Problem statement: Restate, word for word, every line of the data.
◆ ◆ ◆ ◆ ◆ ◆ ◆
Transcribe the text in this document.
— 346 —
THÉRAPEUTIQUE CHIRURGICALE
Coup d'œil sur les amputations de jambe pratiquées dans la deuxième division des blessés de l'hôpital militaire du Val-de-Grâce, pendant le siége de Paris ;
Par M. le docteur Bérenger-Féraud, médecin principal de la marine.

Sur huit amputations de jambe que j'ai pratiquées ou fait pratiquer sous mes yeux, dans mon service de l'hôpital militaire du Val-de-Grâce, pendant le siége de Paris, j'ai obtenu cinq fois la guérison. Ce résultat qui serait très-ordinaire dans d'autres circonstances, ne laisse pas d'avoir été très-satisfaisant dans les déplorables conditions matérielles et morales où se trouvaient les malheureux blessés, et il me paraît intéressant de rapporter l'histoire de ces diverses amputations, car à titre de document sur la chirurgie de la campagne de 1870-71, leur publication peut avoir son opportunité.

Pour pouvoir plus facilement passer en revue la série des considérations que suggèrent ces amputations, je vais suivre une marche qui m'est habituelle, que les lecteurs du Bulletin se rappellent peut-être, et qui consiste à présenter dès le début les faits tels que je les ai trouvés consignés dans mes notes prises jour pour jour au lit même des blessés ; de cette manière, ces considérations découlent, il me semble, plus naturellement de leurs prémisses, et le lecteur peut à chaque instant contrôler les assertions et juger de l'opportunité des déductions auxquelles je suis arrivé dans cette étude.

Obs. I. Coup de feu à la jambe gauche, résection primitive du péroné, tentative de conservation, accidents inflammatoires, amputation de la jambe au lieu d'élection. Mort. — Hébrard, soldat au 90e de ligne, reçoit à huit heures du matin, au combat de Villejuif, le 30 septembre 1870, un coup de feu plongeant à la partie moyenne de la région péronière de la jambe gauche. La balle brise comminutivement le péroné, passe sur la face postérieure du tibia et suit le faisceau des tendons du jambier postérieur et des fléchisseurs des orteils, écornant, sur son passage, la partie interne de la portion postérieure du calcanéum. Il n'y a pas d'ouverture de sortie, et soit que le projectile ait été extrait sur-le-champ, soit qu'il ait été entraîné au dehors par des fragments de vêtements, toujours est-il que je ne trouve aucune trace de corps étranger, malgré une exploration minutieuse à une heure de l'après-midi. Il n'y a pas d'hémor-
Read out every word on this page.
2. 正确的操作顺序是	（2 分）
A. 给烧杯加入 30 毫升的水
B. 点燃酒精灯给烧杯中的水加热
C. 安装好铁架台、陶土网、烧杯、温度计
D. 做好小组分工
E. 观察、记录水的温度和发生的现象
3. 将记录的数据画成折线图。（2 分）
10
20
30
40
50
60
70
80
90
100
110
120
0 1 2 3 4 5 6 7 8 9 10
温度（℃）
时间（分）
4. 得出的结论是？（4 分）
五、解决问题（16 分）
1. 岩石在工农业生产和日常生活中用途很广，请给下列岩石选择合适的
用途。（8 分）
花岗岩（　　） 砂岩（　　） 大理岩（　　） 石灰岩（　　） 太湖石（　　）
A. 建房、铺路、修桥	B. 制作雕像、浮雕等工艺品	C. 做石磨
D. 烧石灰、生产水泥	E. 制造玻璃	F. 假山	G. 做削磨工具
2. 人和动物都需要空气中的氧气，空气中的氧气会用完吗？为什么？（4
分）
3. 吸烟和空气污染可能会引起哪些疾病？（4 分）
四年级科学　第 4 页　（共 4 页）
◆ ◆ ◆ ◆ ◆ ◆ ◆
Completed task:
Transcribe the text in this document.
— 346 —
THÉRAPEUTIQUE CHIRURGICALE
Coup d'œil sur les amputations de jambe pratiquées dans la deuxième division des blessés de l'hôpital militaire du Val-de-Grâce, pendant le siége de Paris ;
Par M. le docteur Bérenger-Féraud, médecin principal de la marine.

Sur huit amputations de jambe que j'ai pratiquées ou fait pratiquer sous mes yeux, dans mon service de l'hôpital militaire du Val-de-Grâce, pendant le siége de Paris, j'ai obtenu cinq fois la guérison. Ce résultat qui serait très-ordinaire dans d'autres circonstances, ne laisse pas d'avoir été très-satisfaisant dans les déplorables conditions matérielles et morales où se trouvaient les malheureux blessés, et il me paraît intéressant de rapporter l'histoire de ces diverses amputations, car à titre de document sur la chirurgie de la campagne de 1870-71, leur publication peut avoir son opportunité.

Pour pouvoir plus facilement passer en revue la série des considérations que suggèrent ces amputations, je vais suivre une marche qui m'est habituelle, que les lecteurs du Bulletin se rappellent peut-être, et qui consiste à présenter dès le début les faits tels que je les ai trouvés consignés dans mes notes prises jour pour jour au lit même des blessés ; de cette manière, ces considérations découlent, il me semble, plus naturellement de leurs prémisses, et le lecteur peut à chaque instant contrôler les assertions et juger de l'opportunité des déductions auxquelles je suis arrivé dans cette étude.

Obs. I. Coup de feu à la jambe gauche, résection primitive du péroné, tentative de conservation, accidents inflammatoires, amputation de la jambe au lieu d'élection. Mort. — Hébrard, soldat au 90e de ligne, reçoit à huit heures du matin, au combat de Villejuif, le 30 septembre 1870, un coup de feu plongeant à la partie moyenne de la région péronière de la jambe gauche. La balle brise comminutivement le péroné, passe sur la face postérieure du tibia et suit le faisceau des tendons du jambier postérieur et des fléchisseurs des orteils, écornant, sur son passage, la partie interne de la portion postérieure du calcanéum. Il n'y a pas d'ouverture de sortie, et soit que le projectile ait été extrait sur-le-champ, soit qu'il ait été entraîné au dehors par des fragments de vêtements, toujours est-il que je ne trouve aucune trace de corps étranger, malgré une exploration minutieuse à une heure de l'après-midi. Il n'y a pas d'hémor-
Read out every word on this page.
2. 正确的操作顺序是	（2 分）
A. 给烧杯加入 30 毫升的水
B. 点燃酒精灯给烧杯中的水加热
C. 安装好铁架台、陶土网、烧杯、温度计
D. 做好小组分工
E. 观察、记录水的温度和发生的现象
3. 将记录的数据画成折线图。（2 分）
10
20
30
40
50
60
70
80
90
100
110
120
0 1 2 3 4 5 6 7 8 9 10
温度（℃）
时间（分）
4. 得出的结论是？（4 分）
五、解决问题（16 分）
1. 岩石在工农业生产和日常生活中用途很广，请给下列岩石选择合适的
用途。（8 分）
花岗岩（　　） 砂岩（　　） 大理岩（　　） 石灰岩（　　） 太湖石（　　）
A. 建房、铺路、修桥	B. 制作雕像、浮雕等工艺品	C. 做石磨
D. 烧石灰、生产水泥	E. 制造玻璃	F. 假山	G. 做削磨工具
2. 人和动物都需要空气中的氧气，空气中的氧气会用完吗？为什么？（4
分）
3. 吸烟和空气污染可能会引起哪些疾病？（4 分）
四年级科学　第 4 页　（共 4 页）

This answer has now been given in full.